Output all the entries word for word. Omit the pictures.

→ Listed entries:
-- BEGIN --

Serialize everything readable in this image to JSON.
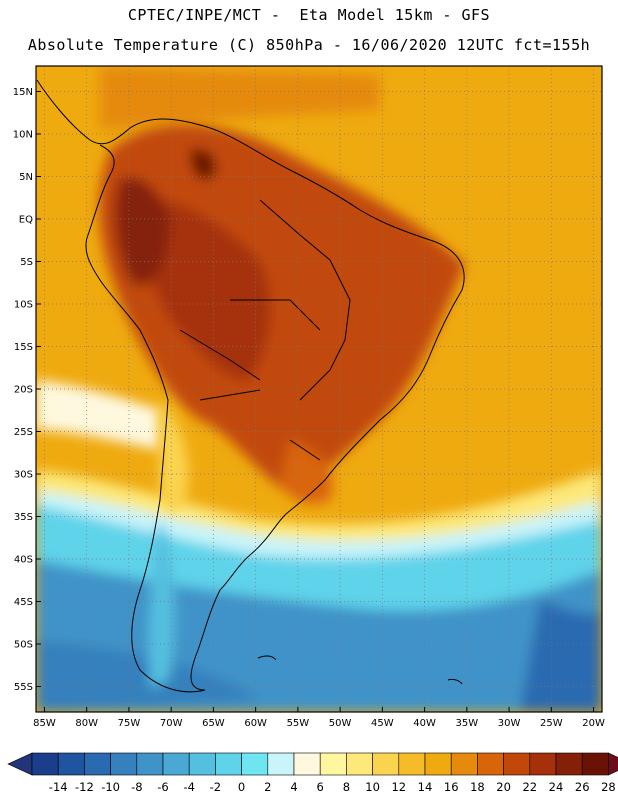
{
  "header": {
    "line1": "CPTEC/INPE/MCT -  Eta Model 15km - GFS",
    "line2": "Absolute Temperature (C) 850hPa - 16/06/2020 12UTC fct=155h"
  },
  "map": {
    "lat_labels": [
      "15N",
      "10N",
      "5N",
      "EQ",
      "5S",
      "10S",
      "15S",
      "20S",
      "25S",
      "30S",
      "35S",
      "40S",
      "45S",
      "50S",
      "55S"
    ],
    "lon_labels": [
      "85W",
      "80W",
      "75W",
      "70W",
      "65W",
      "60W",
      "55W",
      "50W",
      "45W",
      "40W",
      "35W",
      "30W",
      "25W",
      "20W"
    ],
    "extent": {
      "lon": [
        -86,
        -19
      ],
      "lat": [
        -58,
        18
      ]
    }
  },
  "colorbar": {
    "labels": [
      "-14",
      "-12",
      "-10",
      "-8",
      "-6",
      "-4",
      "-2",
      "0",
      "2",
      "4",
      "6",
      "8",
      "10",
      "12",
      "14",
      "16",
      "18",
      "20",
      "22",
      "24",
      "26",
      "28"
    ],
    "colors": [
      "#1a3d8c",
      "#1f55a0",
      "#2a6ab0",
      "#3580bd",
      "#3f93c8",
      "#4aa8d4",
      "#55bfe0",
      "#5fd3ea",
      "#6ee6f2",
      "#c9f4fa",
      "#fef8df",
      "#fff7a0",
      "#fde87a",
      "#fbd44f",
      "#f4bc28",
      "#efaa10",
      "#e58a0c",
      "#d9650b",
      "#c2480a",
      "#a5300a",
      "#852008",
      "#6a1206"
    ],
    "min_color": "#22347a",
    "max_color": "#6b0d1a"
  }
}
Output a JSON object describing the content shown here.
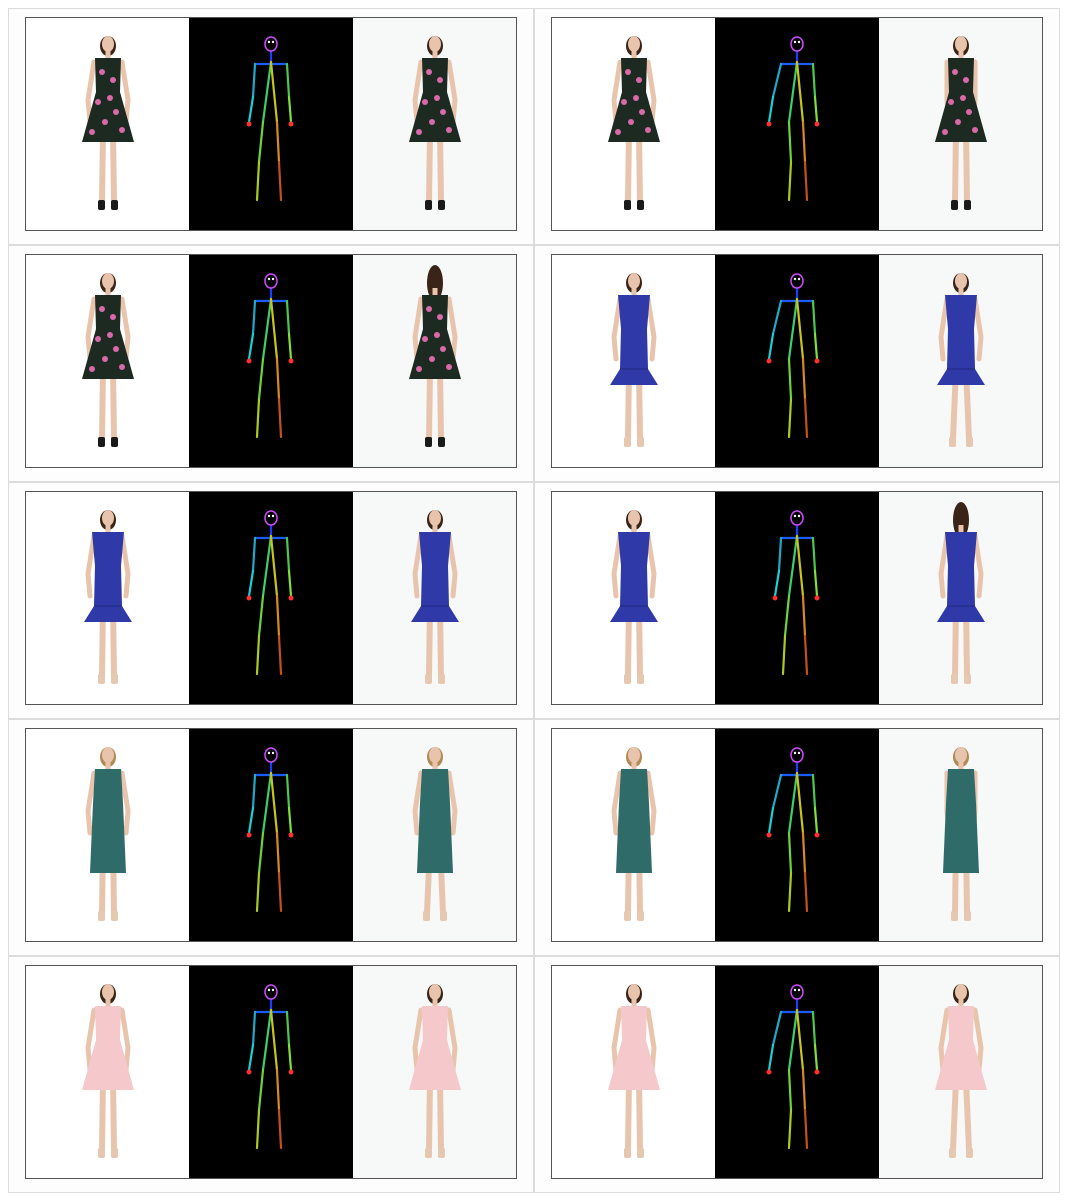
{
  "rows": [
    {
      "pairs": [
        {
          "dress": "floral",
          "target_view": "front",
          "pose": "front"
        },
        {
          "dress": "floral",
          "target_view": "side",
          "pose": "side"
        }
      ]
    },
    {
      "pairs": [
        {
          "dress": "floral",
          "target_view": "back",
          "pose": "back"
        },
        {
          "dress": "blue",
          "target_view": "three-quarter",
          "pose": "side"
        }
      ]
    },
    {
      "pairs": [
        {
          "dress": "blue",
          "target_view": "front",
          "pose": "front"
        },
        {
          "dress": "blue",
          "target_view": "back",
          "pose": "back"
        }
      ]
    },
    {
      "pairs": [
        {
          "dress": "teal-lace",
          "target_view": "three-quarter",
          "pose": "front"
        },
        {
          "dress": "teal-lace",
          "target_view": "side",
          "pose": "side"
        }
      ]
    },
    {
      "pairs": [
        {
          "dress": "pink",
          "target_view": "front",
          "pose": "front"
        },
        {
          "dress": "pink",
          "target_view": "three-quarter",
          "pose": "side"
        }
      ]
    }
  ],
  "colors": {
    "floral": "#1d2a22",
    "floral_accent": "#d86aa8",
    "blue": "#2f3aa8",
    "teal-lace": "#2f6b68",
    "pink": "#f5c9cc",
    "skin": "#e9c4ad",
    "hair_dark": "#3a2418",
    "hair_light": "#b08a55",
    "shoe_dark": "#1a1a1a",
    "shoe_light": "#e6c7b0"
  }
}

-- END --

→ Right answer:
Serialize everything readable in this image to JSON.
{
  "header": {
    "line1": "CPTEC/INPE/MCT -  Eta Model 15km - GFS",
    "line2": "Absolute Temperature (C) 850hPa - 16/06/2020 12UTC fct=155h"
  },
  "map": {
    "lat_labels": [
      "15N",
      "10N",
      "5N",
      "EQ",
      "5S",
      "10S",
      "15S",
      "20S",
      "25S",
      "30S",
      "35S",
      "40S",
      "45S",
      "50S",
      "55S"
    ],
    "lon_labels": [
      "85W",
      "80W",
      "75W",
      "70W",
      "65W",
      "60W",
      "55W",
      "50W",
      "45W",
      "40W",
      "35W",
      "30W",
      "25W",
      "20W"
    ],
    "extent": {
      "lon": [
        -86,
        -19
      ],
      "lat": [
        -58,
        18
      ]
    }
  },
  "colorbar": {
    "labels": [
      "-14",
      "-12",
      "-10",
      "-8",
      "-6",
      "-4",
      "-2",
      "0",
      "2",
      "4",
      "6",
      "8",
      "10",
      "12",
      "14",
      "16",
      "18",
      "20",
      "22",
      "24",
      "26",
      "28"
    ],
    "colors": [
      "#1a3d8c",
      "#1f55a0",
      "#2a6ab0",
      "#3580bd",
      "#3f93c8",
      "#4aa8d4",
      "#55bfe0",
      "#5fd3ea",
      "#6ee6f2",
      "#c9f4fa",
      "#fef8df",
      "#fff7a0",
      "#fde87a",
      "#fbd44f",
      "#f4bc28",
      "#efaa10",
      "#e58a0c",
      "#d9650b",
      "#c2480a",
      "#a5300a",
      "#852008",
      "#6a1206"
    ],
    "min_color": "#22347a",
    "max_color": "#6b0d1a"
  }
}
Output a JSON object describing the content shown here.
{
  "rows": [
    {
      "pairs": [
        {
          "dress": "floral",
          "target_view": "front",
          "pose": "front"
        },
        {
          "dress": "floral",
          "target_view": "side",
          "pose": "side"
        }
      ]
    },
    {
      "pairs": [
        {
          "dress": "floral",
          "target_view": "back",
          "pose": "back"
        },
        {
          "dress": "blue",
          "target_view": "three-quarter",
          "pose": "side"
        }
      ]
    },
    {
      "pairs": [
        {
          "dress": "blue",
          "target_view": "front",
          "pose": "front"
        },
        {
          "dress": "blue",
          "target_view": "back",
          "pose": "back"
        }
      ]
    },
    {
      "pairs": [
        {
          "dress": "teal-lace",
          "target_view": "three-quarter",
          "pose": "front"
        },
        {
          "dress": "teal-lace",
          "target_view": "side",
          "pose": "side"
        }
      ]
    },
    {
      "pairs": [
        {
          "dress": "pink",
          "target_view": "front",
          "pose": "front"
        },
        {
          "dress": "pink",
          "target_view": "three-quarter",
          "pose": "side"
        }
      ]
    }
  ],
  "colors": {
    "floral": "#1d2a22",
    "floral_accent": "#d86aa8",
    "blue": "#2f3aa8",
    "teal-lace": "#2f6b68",
    "pink": "#f5c9cc",
    "skin": "#e9c4ad",
    "hair_dark": "#3a2418",
    "hair_light": "#b08a55",
    "shoe_dark": "#1a1a1a",
    "shoe_light": "#e6c7b0"
  }
}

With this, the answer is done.